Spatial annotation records
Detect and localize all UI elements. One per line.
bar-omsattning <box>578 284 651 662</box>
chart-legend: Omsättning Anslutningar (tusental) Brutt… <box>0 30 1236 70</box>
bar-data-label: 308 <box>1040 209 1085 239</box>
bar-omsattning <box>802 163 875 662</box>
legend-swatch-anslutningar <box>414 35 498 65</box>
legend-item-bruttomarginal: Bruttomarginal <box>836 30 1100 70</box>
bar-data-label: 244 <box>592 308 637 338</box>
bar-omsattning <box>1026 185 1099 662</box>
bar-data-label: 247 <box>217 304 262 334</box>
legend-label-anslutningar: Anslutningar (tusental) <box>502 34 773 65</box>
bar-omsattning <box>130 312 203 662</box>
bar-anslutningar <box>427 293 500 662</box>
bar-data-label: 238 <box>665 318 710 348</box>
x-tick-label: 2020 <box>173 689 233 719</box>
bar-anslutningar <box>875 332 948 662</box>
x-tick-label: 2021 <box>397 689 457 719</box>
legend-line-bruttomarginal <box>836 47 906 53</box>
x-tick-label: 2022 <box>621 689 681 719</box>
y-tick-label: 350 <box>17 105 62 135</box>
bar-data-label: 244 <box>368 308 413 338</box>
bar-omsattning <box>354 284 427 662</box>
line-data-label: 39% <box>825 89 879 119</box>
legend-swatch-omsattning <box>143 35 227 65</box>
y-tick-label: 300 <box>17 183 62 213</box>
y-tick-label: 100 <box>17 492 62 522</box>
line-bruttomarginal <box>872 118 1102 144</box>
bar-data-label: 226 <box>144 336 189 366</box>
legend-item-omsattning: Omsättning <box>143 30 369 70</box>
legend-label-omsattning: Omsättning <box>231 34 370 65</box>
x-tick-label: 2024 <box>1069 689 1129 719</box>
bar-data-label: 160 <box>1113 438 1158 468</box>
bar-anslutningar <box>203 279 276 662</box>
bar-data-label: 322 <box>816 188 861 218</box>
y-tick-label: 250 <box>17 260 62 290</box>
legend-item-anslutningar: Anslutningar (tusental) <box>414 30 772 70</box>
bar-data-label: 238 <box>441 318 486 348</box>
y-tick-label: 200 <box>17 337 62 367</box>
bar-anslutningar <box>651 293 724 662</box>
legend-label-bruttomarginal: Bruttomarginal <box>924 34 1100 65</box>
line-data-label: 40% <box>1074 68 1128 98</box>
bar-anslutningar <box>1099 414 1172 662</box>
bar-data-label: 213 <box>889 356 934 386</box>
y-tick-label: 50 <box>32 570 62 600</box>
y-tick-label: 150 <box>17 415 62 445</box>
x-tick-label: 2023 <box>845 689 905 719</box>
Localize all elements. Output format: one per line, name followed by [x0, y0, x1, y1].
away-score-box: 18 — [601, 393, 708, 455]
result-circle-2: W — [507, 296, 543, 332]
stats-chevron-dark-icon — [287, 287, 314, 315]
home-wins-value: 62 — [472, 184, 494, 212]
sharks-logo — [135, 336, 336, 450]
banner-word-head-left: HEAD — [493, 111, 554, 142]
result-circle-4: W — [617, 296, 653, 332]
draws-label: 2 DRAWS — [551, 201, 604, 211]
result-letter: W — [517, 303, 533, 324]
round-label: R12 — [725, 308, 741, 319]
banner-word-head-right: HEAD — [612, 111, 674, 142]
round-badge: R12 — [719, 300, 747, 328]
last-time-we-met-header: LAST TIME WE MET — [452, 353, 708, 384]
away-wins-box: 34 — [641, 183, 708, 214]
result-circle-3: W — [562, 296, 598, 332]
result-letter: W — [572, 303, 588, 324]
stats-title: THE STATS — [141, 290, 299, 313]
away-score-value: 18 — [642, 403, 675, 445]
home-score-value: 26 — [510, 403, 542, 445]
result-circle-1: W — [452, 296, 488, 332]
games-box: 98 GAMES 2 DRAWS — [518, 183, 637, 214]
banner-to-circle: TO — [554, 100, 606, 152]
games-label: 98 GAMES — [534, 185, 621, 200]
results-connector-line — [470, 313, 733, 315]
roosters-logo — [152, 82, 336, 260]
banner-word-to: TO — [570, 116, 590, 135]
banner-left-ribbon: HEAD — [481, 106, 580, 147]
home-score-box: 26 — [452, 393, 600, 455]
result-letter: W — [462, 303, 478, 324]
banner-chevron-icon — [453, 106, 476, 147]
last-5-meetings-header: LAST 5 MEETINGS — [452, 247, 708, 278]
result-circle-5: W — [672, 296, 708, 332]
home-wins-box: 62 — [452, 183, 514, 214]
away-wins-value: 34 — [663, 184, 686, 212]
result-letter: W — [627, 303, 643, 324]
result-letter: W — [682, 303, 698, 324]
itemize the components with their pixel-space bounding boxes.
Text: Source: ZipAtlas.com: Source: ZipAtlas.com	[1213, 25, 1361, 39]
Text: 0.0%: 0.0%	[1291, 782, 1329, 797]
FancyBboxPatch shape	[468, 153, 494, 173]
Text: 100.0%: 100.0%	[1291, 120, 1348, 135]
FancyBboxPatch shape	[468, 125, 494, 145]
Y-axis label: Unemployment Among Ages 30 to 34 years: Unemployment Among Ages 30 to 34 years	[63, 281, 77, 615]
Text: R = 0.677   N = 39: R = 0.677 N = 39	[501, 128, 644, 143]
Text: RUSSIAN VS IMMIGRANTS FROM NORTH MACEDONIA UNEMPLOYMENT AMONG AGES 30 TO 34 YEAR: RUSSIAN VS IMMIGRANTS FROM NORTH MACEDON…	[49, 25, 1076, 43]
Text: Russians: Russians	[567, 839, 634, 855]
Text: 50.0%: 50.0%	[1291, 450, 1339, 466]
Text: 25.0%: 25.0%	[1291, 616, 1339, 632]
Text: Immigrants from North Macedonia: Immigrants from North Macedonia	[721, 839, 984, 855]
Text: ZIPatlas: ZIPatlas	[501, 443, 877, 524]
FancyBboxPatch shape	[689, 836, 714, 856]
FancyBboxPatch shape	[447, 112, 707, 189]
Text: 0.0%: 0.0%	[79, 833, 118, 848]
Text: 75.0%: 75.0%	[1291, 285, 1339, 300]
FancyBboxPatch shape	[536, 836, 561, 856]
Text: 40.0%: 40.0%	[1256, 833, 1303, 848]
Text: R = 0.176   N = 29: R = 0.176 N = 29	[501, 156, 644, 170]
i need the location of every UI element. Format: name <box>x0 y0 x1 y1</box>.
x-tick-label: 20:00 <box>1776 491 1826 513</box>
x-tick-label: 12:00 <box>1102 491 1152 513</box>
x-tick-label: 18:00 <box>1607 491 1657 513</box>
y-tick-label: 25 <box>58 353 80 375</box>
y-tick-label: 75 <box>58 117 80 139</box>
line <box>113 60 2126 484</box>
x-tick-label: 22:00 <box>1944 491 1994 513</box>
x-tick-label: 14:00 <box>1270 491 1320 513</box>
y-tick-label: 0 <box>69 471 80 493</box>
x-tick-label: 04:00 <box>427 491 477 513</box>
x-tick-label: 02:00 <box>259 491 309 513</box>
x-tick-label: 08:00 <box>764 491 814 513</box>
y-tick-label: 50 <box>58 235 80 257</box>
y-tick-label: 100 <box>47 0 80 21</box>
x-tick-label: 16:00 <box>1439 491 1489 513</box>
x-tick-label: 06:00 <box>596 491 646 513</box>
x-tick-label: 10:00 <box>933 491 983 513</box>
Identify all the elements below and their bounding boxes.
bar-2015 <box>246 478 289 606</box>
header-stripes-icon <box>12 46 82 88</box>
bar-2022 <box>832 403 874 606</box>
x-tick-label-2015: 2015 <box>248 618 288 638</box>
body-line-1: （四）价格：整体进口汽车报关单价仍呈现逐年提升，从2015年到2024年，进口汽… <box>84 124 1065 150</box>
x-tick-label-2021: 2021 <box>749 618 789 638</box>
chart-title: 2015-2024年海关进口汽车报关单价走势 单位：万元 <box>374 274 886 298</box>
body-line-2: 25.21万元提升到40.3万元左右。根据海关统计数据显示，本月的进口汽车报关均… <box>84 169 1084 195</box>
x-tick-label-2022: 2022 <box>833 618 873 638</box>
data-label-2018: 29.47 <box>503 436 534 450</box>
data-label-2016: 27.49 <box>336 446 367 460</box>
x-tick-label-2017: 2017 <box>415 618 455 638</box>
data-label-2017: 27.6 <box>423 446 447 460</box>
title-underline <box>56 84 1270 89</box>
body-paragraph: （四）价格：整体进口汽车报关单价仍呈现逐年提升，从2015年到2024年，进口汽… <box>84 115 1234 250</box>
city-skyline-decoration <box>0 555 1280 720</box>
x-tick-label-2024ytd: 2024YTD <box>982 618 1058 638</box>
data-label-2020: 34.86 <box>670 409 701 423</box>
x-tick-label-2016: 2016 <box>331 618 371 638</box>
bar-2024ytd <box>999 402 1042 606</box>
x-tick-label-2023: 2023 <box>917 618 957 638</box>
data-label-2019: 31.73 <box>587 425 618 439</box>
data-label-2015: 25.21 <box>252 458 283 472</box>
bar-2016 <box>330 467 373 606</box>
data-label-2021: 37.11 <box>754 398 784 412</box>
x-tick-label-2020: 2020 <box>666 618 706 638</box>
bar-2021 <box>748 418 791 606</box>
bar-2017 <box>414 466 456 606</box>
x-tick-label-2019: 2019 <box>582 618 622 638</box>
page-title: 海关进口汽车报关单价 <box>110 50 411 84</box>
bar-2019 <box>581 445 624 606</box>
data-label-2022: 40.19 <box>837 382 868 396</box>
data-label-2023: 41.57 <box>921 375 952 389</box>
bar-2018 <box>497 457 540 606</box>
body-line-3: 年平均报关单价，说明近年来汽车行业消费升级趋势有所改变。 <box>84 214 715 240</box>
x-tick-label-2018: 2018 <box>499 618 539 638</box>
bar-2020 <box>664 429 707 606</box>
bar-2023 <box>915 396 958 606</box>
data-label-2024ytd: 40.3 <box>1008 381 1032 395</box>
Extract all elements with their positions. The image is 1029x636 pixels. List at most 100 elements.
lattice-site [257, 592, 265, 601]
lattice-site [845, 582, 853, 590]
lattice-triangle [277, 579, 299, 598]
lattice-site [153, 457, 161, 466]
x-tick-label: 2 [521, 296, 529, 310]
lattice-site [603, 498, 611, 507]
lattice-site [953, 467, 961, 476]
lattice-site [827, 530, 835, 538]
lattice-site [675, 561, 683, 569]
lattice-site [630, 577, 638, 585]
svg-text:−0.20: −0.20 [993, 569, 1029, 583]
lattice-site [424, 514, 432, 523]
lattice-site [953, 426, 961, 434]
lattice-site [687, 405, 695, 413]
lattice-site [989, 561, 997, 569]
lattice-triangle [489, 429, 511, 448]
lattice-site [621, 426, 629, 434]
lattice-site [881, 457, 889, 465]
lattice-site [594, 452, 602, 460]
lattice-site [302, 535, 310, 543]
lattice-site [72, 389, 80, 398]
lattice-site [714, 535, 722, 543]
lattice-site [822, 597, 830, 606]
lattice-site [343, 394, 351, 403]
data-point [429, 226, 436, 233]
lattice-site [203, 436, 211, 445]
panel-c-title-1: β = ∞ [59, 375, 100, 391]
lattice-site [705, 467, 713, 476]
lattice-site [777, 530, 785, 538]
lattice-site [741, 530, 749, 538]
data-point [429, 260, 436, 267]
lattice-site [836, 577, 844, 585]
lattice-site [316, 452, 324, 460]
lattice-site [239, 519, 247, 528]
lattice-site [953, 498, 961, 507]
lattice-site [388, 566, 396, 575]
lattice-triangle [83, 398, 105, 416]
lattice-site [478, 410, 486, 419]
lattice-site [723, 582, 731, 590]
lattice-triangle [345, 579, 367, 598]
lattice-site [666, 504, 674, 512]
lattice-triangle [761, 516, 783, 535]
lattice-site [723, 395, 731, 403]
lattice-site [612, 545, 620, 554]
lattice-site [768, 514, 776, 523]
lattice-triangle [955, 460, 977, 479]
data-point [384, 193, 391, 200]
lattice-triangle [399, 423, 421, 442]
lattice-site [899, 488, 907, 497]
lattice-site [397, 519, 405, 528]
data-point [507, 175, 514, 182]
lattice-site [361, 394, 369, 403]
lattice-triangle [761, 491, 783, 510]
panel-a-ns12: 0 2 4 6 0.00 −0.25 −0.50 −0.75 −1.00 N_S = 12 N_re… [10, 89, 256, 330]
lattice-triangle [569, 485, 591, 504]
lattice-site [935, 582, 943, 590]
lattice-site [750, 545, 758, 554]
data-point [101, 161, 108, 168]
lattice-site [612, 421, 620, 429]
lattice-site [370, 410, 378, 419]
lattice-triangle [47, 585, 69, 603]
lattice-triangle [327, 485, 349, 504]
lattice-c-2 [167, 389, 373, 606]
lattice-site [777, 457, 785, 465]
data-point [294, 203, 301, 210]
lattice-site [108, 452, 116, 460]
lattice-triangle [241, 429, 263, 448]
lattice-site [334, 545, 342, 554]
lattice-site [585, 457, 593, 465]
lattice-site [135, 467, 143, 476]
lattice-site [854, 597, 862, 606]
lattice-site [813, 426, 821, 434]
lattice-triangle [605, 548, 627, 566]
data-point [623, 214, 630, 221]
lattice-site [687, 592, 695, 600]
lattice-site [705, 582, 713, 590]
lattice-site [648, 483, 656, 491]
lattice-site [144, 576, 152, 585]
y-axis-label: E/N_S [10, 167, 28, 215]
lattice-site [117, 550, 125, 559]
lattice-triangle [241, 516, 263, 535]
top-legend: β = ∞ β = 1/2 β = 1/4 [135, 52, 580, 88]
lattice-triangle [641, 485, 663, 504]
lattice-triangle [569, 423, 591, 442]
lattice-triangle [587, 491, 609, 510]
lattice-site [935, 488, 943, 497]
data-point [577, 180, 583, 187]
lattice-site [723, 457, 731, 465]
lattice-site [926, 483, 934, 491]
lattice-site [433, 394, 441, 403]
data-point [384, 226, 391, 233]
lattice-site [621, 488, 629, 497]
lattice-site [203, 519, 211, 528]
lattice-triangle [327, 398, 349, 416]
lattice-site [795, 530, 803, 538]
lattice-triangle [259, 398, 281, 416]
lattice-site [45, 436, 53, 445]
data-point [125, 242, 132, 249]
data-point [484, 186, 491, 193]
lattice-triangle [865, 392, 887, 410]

*INSTRUCTION*: Please turn the records, from their first line through the line containing "legend-line-bruttomarginal <box>836 47", into a numbered list, and leave out any blank lines.

*SOLVED EXERCISE*:
1. Detect and localize all UI elements. One per line.
2. bar-omsattning <box>578 284 651 662</box>
3. chart-legend: Omsättning Anslutningar (tusental) Brutt… <box>0 30 1236 70</box>
4. bar-data-label: 308 <box>1040 209 1085 239</box>
5. bar-omsattning <box>802 163 875 662</box>
6. legend-swatch-anslutningar <box>414 35 498 65</box>
7. legend-item-bruttomarginal: Bruttomarginal <box>836 30 1100 70</box>
8. bar-data-label: 244 <box>592 308 637 338</box>
9. bar-omsattning <box>1026 185 1099 662</box>
10. bar-data-label: 247 <box>217 304 262 334</box>
11. legend-label-anslutningar: Anslutningar (tusental) <box>502 34 773 65</box>
12. bar-omsattning <box>130 312 203 662</box>
13. bar-anslutningar <box>427 293 500 662</box>
14. bar-data-label: 238 <box>665 318 710 348</box>
15. x-tick-label: 2020 <box>173 689 233 719</box>
16. bar-anslutningar <box>875 332 948 662</box>
17. x-tick-label: 2021 <box>397 689 457 719</box>
18. legend-line-bruttomarginal <box>836 47 906 53</box>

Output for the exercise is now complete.